**SET TASK A**
Answer these questions from the forum thread on Magic Lantern for the Canon 5D Mark III, one answer per line:
(i) Which user posted the reply "More than awesome"?
(ii) According to babarasghar, on which camera did Alex and his team fail to port Magic Lantern?
(iii) What website domain appears in the link that jlev23 posted?
**SET TASK B**
Reproduce word for word the passage of the Magic Lantern forum thread between "## marekjoz (Apr" and "crippled in there.", inclusive.
**SET TASK C**
Write the next part of the forum thread about Magic Lantern on the Canon 5D Mark III, beginning where the thread stops.

--- BEGIN DOCUMENT TEXT ---

# Canon 5D Mark III hacked – Magic Lantern on way



## marekjoz (Apr 27, 2012)

I'm sure that some of the owners of 5d3 will be more than happy: http://twitter.com/#!/autoexec_bin/status/195800277079687169, reading that Magic Lantern WILL work on 5d3


----------



## Christian_Stella (Apr 27, 2012)

*Re: "Hello World!" on 5d3*

This is awesome... even though I am one of the absolute staunchest supporters of the 5d3, I still feel like there's something intentionally crippled in there.


----------



## DavidRiesenberg (Apr 27, 2012)

*Re: "Hello World!" on 5d3*

More than awesome


----------



## jlev23 (Apr 27, 2012)

wooohooo! let's see what this thing has got!

http://www.eoshd.com/content/7992/canon-5d-mark-iii-hacked-magic-lantern-on-the-way


----------



## babarasghar (Apr 27, 2012)

I'm confused here 
Alex n his team failed to port MAGIC LANTERN on 7D for last 1yr how all of sudden within few weeks of 5d3 release they have succeeded


----------



## @!ex (Apr 27, 2012)

--- END DOCUMENT TEXT ---
--- BEGIN ENTRIES PROVIDED ---

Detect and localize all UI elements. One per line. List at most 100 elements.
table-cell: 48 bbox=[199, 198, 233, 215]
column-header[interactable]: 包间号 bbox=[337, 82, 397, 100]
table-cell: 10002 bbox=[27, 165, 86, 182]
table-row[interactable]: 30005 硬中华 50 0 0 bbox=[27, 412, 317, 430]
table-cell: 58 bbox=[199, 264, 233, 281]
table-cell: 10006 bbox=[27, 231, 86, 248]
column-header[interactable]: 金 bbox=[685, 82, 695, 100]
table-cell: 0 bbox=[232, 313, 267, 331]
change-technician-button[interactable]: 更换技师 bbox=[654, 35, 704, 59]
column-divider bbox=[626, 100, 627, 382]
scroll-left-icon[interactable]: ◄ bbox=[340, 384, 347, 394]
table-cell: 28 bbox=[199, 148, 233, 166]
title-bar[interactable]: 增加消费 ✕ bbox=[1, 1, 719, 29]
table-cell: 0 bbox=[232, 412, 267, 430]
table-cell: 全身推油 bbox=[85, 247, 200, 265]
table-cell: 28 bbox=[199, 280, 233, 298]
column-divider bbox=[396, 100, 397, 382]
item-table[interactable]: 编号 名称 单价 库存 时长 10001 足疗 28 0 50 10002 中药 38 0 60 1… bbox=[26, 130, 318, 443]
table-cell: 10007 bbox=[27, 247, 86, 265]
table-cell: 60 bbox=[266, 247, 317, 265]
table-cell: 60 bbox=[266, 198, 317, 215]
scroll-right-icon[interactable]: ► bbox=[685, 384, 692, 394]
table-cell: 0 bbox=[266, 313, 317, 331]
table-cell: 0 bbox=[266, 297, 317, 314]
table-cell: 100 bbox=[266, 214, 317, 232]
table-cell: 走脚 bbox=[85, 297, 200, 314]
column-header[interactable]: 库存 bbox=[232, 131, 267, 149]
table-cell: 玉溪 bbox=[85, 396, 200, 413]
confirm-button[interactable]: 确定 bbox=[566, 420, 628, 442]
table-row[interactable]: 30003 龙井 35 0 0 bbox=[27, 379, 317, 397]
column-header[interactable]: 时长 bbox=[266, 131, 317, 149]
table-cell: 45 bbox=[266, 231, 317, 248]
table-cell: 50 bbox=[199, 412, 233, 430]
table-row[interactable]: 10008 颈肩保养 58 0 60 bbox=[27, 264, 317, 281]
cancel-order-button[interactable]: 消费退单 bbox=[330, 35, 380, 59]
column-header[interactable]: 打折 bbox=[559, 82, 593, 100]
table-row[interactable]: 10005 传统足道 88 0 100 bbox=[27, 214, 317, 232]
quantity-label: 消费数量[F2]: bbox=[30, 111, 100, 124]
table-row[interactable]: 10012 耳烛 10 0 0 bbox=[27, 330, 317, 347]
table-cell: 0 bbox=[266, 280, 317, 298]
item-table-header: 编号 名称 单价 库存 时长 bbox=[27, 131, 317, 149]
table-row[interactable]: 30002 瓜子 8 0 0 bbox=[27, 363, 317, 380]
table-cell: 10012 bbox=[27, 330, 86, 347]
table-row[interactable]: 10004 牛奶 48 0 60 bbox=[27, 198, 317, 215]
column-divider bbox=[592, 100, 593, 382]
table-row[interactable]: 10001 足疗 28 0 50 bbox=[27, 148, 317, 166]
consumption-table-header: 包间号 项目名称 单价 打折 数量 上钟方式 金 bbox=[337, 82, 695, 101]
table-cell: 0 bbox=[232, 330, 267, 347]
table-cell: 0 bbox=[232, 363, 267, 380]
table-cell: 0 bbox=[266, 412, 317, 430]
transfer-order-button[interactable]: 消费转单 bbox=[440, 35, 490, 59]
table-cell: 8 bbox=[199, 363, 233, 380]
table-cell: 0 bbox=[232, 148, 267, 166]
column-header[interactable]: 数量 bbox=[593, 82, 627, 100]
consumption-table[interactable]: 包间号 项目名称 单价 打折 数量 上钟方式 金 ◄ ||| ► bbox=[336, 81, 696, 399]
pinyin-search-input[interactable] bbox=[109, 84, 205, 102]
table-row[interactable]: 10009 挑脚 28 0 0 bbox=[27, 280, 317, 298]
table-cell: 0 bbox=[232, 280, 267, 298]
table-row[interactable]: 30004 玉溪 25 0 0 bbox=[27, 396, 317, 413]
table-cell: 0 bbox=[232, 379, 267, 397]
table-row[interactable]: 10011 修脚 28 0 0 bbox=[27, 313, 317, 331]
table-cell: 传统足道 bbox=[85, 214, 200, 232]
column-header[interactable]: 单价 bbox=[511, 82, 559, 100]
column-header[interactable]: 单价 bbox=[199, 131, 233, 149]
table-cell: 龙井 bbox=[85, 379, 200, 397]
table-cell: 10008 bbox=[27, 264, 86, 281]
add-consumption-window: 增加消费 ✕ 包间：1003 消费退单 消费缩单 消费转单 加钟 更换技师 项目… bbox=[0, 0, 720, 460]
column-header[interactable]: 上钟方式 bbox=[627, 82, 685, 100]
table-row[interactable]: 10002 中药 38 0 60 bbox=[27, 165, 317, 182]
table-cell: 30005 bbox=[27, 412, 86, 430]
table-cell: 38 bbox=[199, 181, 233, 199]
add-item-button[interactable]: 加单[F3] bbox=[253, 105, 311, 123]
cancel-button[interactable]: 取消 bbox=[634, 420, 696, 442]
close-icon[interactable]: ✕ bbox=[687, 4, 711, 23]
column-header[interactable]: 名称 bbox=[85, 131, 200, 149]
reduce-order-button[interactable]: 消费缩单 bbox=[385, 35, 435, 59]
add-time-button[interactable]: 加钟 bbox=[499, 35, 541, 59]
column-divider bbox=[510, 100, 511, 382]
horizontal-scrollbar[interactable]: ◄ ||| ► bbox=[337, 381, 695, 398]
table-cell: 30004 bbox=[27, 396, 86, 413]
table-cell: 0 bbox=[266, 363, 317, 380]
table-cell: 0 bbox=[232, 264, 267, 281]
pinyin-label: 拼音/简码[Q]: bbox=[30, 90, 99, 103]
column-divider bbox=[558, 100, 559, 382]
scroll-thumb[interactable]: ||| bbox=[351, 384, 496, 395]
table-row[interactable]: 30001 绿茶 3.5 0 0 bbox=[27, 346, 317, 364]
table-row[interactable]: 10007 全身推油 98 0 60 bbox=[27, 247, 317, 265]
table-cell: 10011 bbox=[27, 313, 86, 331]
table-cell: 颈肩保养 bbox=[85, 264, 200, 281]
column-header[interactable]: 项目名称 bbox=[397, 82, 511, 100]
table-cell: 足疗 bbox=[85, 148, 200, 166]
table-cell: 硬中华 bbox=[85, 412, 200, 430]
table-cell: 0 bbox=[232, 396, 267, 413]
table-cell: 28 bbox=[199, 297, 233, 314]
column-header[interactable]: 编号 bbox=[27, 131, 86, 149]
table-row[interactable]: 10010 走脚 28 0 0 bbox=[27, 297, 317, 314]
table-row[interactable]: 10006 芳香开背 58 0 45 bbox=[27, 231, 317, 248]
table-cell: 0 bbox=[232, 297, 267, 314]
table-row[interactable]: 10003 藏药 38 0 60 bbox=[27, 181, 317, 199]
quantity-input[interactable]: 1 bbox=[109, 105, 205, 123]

--- END ENTRIES PROVIDED ---

**EXPECTED ANSWER A**
(i) DavidRiesenberg
(ii) The 7D
(iii) eoshd.com

**EXPECTED ANSWER B**
## marekjoz (Apr 27, 2012)

I'm sure that some of the owners of 5d3 will be more than happy: http://twitter.com/#!/autoexec_bin/status/195800277079687169, reading that Magic Lantern WILL work on 5d3


----------



## Christian_Stella (Apr 27, 2012)

*Re: "Hello World!" on 5d3*

This is awesome... even though I am one of the absolute staunchest supporters of the 5d3, I still feel like there's something intentionally crippled in there.

**EXPECTED ANSWER C**
babarasghar said:


> I'm confused here
> Alex n his team failed to port MAGIC LANTERN on 7D for last 1yr how all of sudden within few weeks of 5d3 release they have succeeded



I could be wrong but I believe that it has to do with the inherent complexity of porting the software to work on a dual digic 7D, where as even though the 5D has a digic5, it is not a dual chip. Correct me if I'm wrong.


----------



## LetTheRightLensIn (Apr 28, 2012)

babarasghar said:


> I'm confused here
> Alex n his team failed to port MAGIC LANTERN on 7D for last 1yr how all of sudden within few weeks of 5d3 release they have succeeded



i believe dual digic made it trickier but more importantly the 7D had some sort of limit on how many times a new firmware could be loaded before it locked out, maybe that was just a rumor (if not, hopefully the 5D3 won't have the same thing, or they can crack that part of it)


----------



## HurtinMinorKey (Apr 28, 2012)

This could potentially be huge. The mk3 is a video beast waiting to be let out of its cage.


----------



## marvinhello (Apr 28, 2012)

LetTheRightLensIn said:


> babarasghar said:
> 
> 
> > I'm confused here
> ...



It's because 7D has dual DIGIC 4, the way 7D runs tasks are is quite different from single DIGIC cameras (such as 5D3), everything is handled by two processors, we don't know how they split tasks etc, hence it's far more difficult to port ML to 7D. But the work is being done. we haven't gave up.


----------



## LetTheRightLensIn (Apr 29, 2012)

marvinhello said:


> LetTheRightLensIn said:
> 
> 
> > babarasghar said:
> ...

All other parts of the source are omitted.